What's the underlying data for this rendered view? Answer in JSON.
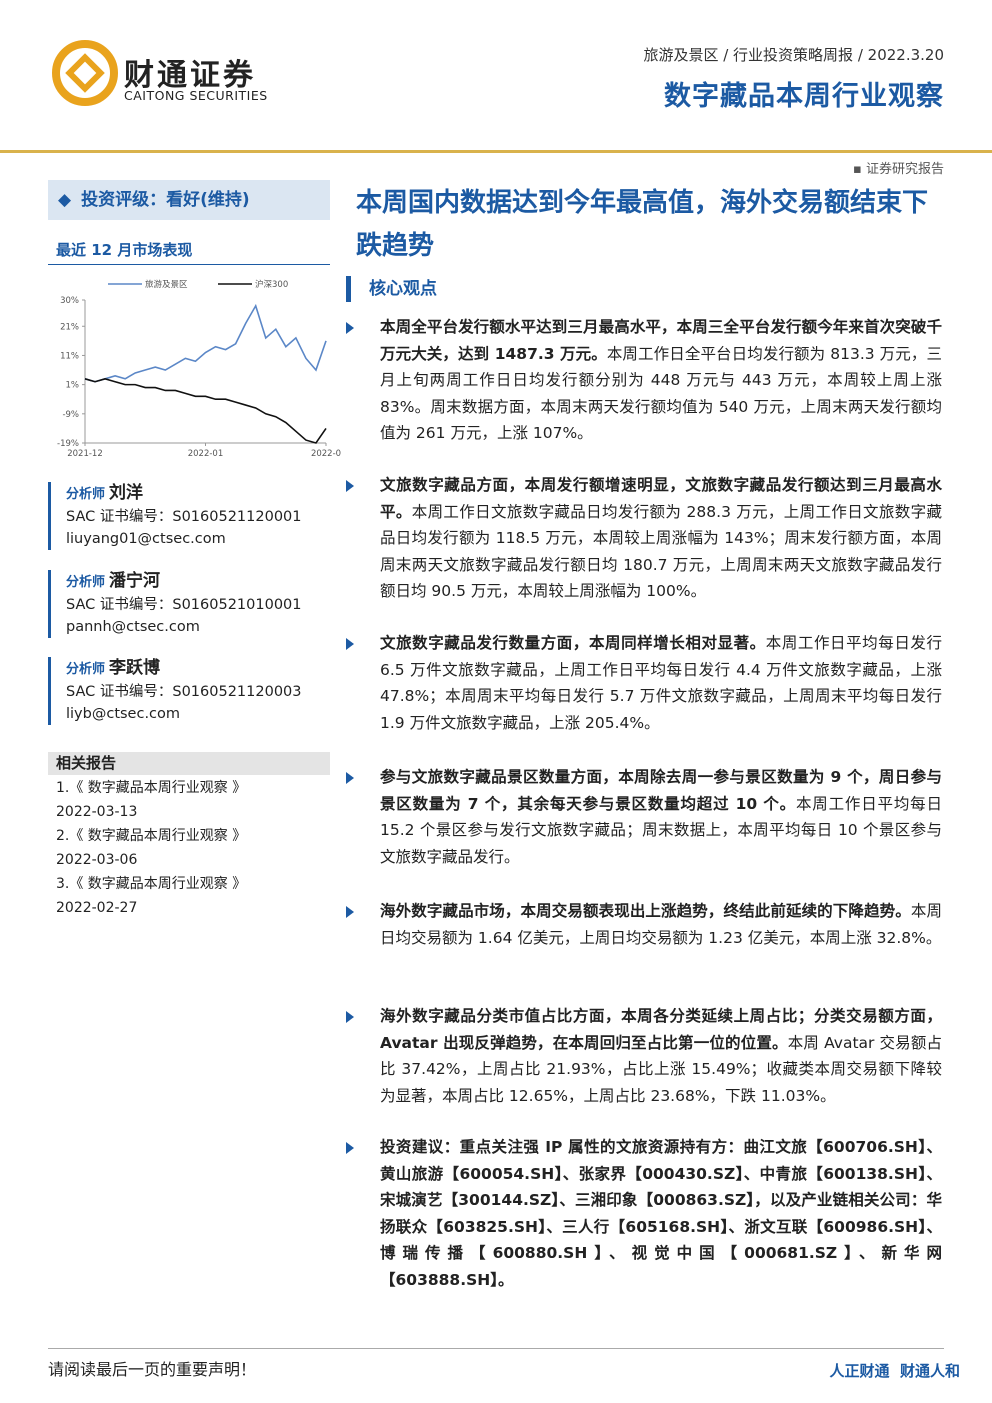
{
  "header": {
    "logo_cn": "财通证券",
    "logo_en": "CAITONG SECURITIES",
    "category": "旅游及景区 / 行业投资策略周报 / 2022.3.20",
    "title": "数字藏品本周行业观察",
    "report_type": "证券研究报告"
  },
  "sidebar": {
    "rating": "投资评级：看好(维持)",
    "market_title": "最近 12 月市场表现",
    "market_chart": {
      "type": "line",
      "x": [
        0,
        1,
        2,
        3,
        4,
        5,
        6,
        7,
        8,
        9,
        10,
        11,
        12,
        13,
        14,
        15,
        16,
        17,
        18,
        19,
        20,
        21,
        22,
        23,
        24
      ],
      "xlim": [
        0,
        24
      ],
      "xticks": [
        {
          "value": 0,
          "label": "2021-12"
        },
        {
          "value": 12,
          "label": "2022-01"
        },
        {
          "value": 24,
          "label": "2022-0"
        }
      ],
      "ylim": [
        -19,
        30
      ],
      "yticks": [
        {
          "value": 30,
          "label": "30%"
        },
        {
          "value": 21,
          "label": "21%"
        },
        {
          "value": 11,
          "label": "11%"
        },
        {
          "value": 1,
          "label": "1%"
        },
        {
          "value": -9,
          "label": "-9%"
        },
        {
          "value": -19,
          "label": "-19%"
        }
      ],
      "series": [
        {
          "name": "旅游及景区",
          "color": "#5b87c7",
          "values": [
            3,
            2,
            3,
            4,
            3,
            5,
            6,
            7,
            6,
            8,
            10,
            9,
            12,
            14,
            13,
            15,
            22,
            28,
            17,
            20,
            14,
            17,
            10,
            6,
            16
          ]
        },
        {
          "name": "沪深300",
          "color": "#111111",
          "values": [
            3,
            2,
            3,
            2,
            1,
            1,
            0,
            0,
            -1,
            -1,
            -2,
            -3,
            -3,
            -4,
            -4,
            -5,
            -6,
            -7,
            -9,
            -10,
            -12,
            -15,
            -18,
            -19,
            -14
          ]
        }
      ]
    },
    "analysts": [
      {
        "role": "分析师",
        "name": "刘洋",
        "cert": "SAC 证书编号：S0160521120001",
        "email": "liuyang01@ctsec.com"
      },
      {
        "role": "分析师",
        "name": "潘宁河",
        "cert": "SAC 证书编号：S0160521010001",
        "email": "pannh@ctsec.com"
      },
      {
        "role": "分析师",
        "name": "李跃博",
        "cert": "SAC 证书编号：S0160521120003",
        "email": "liyb@ctsec.com"
      }
    ],
    "related_title": "相关报告",
    "related": [
      {
        "title": "1.《 数字藏品本周行业观察 》",
        "date": "2022-03-13"
      },
      {
        "title": "2.《 数字藏品本周行业观察 》",
        "date": "2022-03-06"
      },
      {
        "title": "3.《 数字藏品本周行业观察 》",
        "date": "2022-02-27"
      }
    ]
  },
  "main": {
    "title": "本周国内数据达到今年最高值，海外交易额结束下跌趋势",
    "section": "核心观点",
    "paragraphs": [
      [
        {
          "text": "本周全平台发行额水平达到三月最高水平，本周三全平台发行额今年来首次突破千万元大关，达到 1487.3 万元。",
          "bold": true
        },
        {
          "text": "本周工作日全平台日均发行额为 813.3 万元，三月上旬两周工作日日均发行额分别为 448 万元与 443 万元，本周较上周上涨 83%。周末数据方面，本周末两天发行额均值为 540 万元，上周末两天发行额均值为 261 万元，上涨 107%。",
          "bold": false
        }
      ],
      [
        {
          "text": "文旅数字藏品方面，本周发行额增速明显，文旅数字藏品发行额达到三月最高水平。",
          "bold": true
        },
        {
          "text": "本周工作日文旅数字藏品日均发行额为 288.3 万元，上周工作日文旅数字藏品日均发行额为 118.5 万元，本周较上周涨幅为 143%；周末发行额方面，本周周末两天文旅数字藏品发行额日均 180.7 万元，上周周末两天文旅数字藏品发行额日均 90.5 万元，本周较上周涨幅为 100%。",
          "bold": false
        }
      ],
      [
        {
          "text": "文旅数字藏品发行数量方面，本周同样增长相对显著。",
          "bold": true
        },
        {
          "text": "本周工作日平均每日发行 6.5 万件文旅数字藏品，上周工作日平均每日发行 4.4 万件文旅数字藏品，上涨 47.8%；本周周末平均每日发行 5.7 万件文旅数字藏品，上周周末平均每日发行 1.9 万件文旅数字藏品，上涨 205.4%。",
          "bold": false
        }
      ],
      [
        {
          "text": "参与文旅数字藏品景区数量方面，本周除去周一参与景区数量为 9 个，周日参与景区数量为 7 个，其余每天参与景区数量均超过 10 个。",
          "bold": true
        },
        {
          "text": "本周工作日平均每日 15.2 个景区参与发行文旅数字藏品；周末数据上，本周平均每日 10 个景区参与文旅数字藏品发行。",
          "bold": false
        }
      ],
      [
        {
          "text": "海外数字藏品市场，本周交易额表现出上涨趋势，终结此前延续的下降趋势。",
          "bold": true
        },
        {
          "text": "本周日均交易额为 1.64 亿美元，上周日均交易额为 1.23 亿美元，本周上涨 32.8%。",
          "bold": false
        }
      ],
      [
        {
          "text": "海外数字藏品分类市值占比方面，本周各分类延续上周占比；分类交易额方面，Avatar 出现反弹趋势，在本周回归至占比第一位的位置。",
          "bold": true
        },
        {
          "text": "本周 Avatar 交易额占比 37.42%，上周占比 21.93%，占比上涨 15.49%；收藏类本周交易额下降较为显著，本周占比 12.65%，上周占比 23.68%，下跌 11.03%。",
          "bold": false
        }
      ],
      [
        {
          "text": "投资建议：重点关注强 IP 属性的文旅资源持有方：曲江文旅【600706.SH】、黄山旅游【600054.SH】、张家界【000430.SZ】、中青旅【600138.SH】、宋城演艺【300144.SZ】、三湘印象【000863.SZ】，以及产业链相关公司：华扬联众【603825.SH】、三人行【605168.SH】、浙文互联【600986.SH】、博瑞传播【600880.SH】、视觉中国【000681.SZ】、新华网【603888.SH】。",
          "bold": true
        }
      ]
    ]
  },
  "footer": {
    "notice": "请阅读最后一页的重要声明！",
    "slogan": "人正财通  财通人和"
  }
}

........

INSTRUCTION: Transcribe the records above verbatim. Do not carry over any picture.

FULL RESPONSE:
What's the underlying data for this rendered view? Answer in JSON.
{
  "header": {
    "logo_cn": "财通证券",
    "logo_en": "CAITONG SECURITIES",
    "category": "旅游及景区 / 行业投资策略周报 / 2022.3.20",
    "title": "数字藏品本周行业观察",
    "report_type": "证券研究报告"
  },
  "sidebar": {
    "rating": "投资评级：看好(维持)",
    "market_title": "最近 12 月市场表现",
    "market_chart": {
      "type": "line",
      "x": [
        0,
        1,
        2,
        3,
        4,
        5,
        6,
        7,
        8,
        9,
        10,
        11,
        12,
        13,
        14,
        15,
        16,
        17,
        18,
        19,
        20,
        21,
        22,
        23,
        24
      ],
      "xlim": [
        0,
        24
      ],
      "xticks": [
        {
          "value": 0,
          "label": "2021-12"
        },
        {
          "value": 12,
          "label": "2022-01"
        },
        {
          "value": 24,
          "label": "2022-0"
        }
      ],
      "ylim": [
        -19,
        30
      ],
      "yticks": [
        {
          "value": 30,
          "label": "30%"
        },
        {
          "value": 21,
          "label": "21%"
        },
        {
          "value": 11,
          "label": "11%"
        },
        {
          "value": 1,
          "label": "1%"
        },
        {
          "value": -9,
          "label": "-9%"
        },
        {
          "value": -19,
          "label": "-19%"
        }
      ],
      "series": [
        {
          "name": "旅游及景区",
          "color": "#5b87c7",
          "values": [
            3,
            2,
            3,
            4,
            3,
            5,
            6,
            7,
            6,
            8,
            10,
            9,
            12,
            14,
            13,
            15,
            22,
            28,
            17,
            20,
            14,
            17,
            10,
            6,
            16
          ]
        },
        {
          "name": "沪深300",
          "color": "#111111",
          "values": [
            3,
            2,
            3,
            2,
            1,
            1,
            0,
            0,
            -1,
            -1,
            -2,
            -3,
            -3,
            -4,
            -4,
            -5,
            -6,
            -7,
            -9,
            -10,
            -12,
            -15,
            -18,
            -19,
            -14
          ]
        }
      ]
    },
    "analysts": [
      {
        "role": "分析师",
        "name": "刘洋",
        "cert": "SAC 证书编号：S0160521120001",
        "email": "liuyang01@ctsec.com"
      },
      {
        "role": "分析师",
        "name": "潘宁河",
        "cert": "SAC 证书编号：S0160521010001",
        "email": "pannh@ctsec.com"
      },
      {
        "role": "分析师",
        "name": "李跃博",
        "cert": "SAC 证书编号：S0160521120003",
        "email": "liyb@ctsec.com"
      }
    ],
    "related_title": "相关报告",
    "related": [
      {
        "title": "1.《 数字藏品本周行业观察 》",
        "date": "2022-03-13"
      },
      {
        "title": "2.《 数字藏品本周行业观察 》",
        "date": "2022-03-06"
      },
      {
        "title": "3.《 数字藏品本周行业观察 》",
        "date": "2022-02-27"
      }
    ]
  },
  "main": {
    "title": "本周国内数据达到今年最高值，海外交易额结束下跌趋势",
    "section": "核心观点",
    "paragraphs": [
      [
        {
          "text": "本周全平台发行额水平达到三月最高水平，本周三全平台发行额今年来首次突破千万元大关，达到 1487.3 万元。",
          "bold": true
        },
        {
          "text": "本周工作日全平台日均发行额为 813.3 万元，三月上旬两周工作日日均发行额分别为 448 万元与 443 万元，本周较上周上涨 83%。周末数据方面，本周末两天发行额均值为 540 万元，上周末两天发行额均值为 261 万元，上涨 107%。",
          "bold": false
        }
      ],
      [
        {
          "text": "文旅数字藏品方面，本周发行额增速明显，文旅数字藏品发行额达到三月最高水平。",
          "bold": true
        },
        {
          "text": "本周工作日文旅数字藏品日均发行额为 288.3 万元，上周工作日文旅数字藏品日均发行额为 118.5 万元，本周较上周涨幅为 143%；周末发行额方面，本周周末两天文旅数字藏品发行额日均 180.7 万元，上周周末两天文旅数字藏品发行额日均 90.5 万元，本周较上周涨幅为 100%。",
          "bold": false
        }
      ],
      [
        {
          "text": "文旅数字藏品发行数量方面，本周同样增长相对显著。",
          "bold": true
        },
        {
          "text": "本周工作日平均每日发行 6.5 万件文旅数字藏品，上周工作日平均每日发行 4.4 万件文旅数字藏品，上涨 47.8%；本周周末平均每日发行 5.7 万件文旅数字藏品，上周周末平均每日发行 1.9 万件文旅数字藏品，上涨 205.4%。",
          "bold": false
        }
      ],
      [
        {
          "text": "参与文旅数字藏品景区数量方面，本周除去周一参与景区数量为 9 个，周日参与景区数量为 7 个，其余每天参与景区数量均超过 10 个。",
          "bold": true
        },
        {
          "text": "本周工作日平均每日 15.2 个景区参与发行文旅数字藏品；周末数据上，本周平均每日 10 个景区参与文旅数字藏品发行。",
          "bold": false
        }
      ],
      [
        {
          "text": "海外数字藏品市场，本周交易额表现出上涨趋势，终结此前延续的下降趋势。",
          "bold": true
        },
        {
          "text": "本周日均交易额为 1.64 亿美元，上周日均交易额为 1.23 亿美元，本周上涨 32.8%。",
          "bold": false
        }
      ],
      [
        {
          "text": "海外数字藏品分类市值占比方面，本周各分类延续上周占比；分类交易额方面，Avatar 出现反弹趋势，在本周回归至占比第一位的位置。",
          "bold": true
        },
        {
          "text": "本周 Avatar 交易额占比 37.42%，上周占比 21.93%，占比上涨 15.49%；收藏类本周交易额下降较为显著，本周占比 12.65%，上周占比 23.68%，下跌 11.03%。",
          "bold": false
        }
      ],
      [
        {
          "text": "投资建议：重点关注强 IP 属性的文旅资源持有方：曲江文旅【600706.SH】、黄山旅游【600054.SH】、张家界【000430.SZ】、中青旅【600138.SH】、宋城演艺【300144.SZ】、三湘印象【000863.SZ】，以及产业链相关公司：华扬联众【603825.SH】、三人行【605168.SH】、浙文互联【600986.SH】、博瑞传播【600880.SH】、视觉中国【000681.SZ】、新华网【603888.SH】。",
          "bold": true
        }
      ]
    ]
  },
  "footer": {
    "notice": "请阅读最后一页的重要声明！",
    "slogan": "人正财通  财通人和"
  }
}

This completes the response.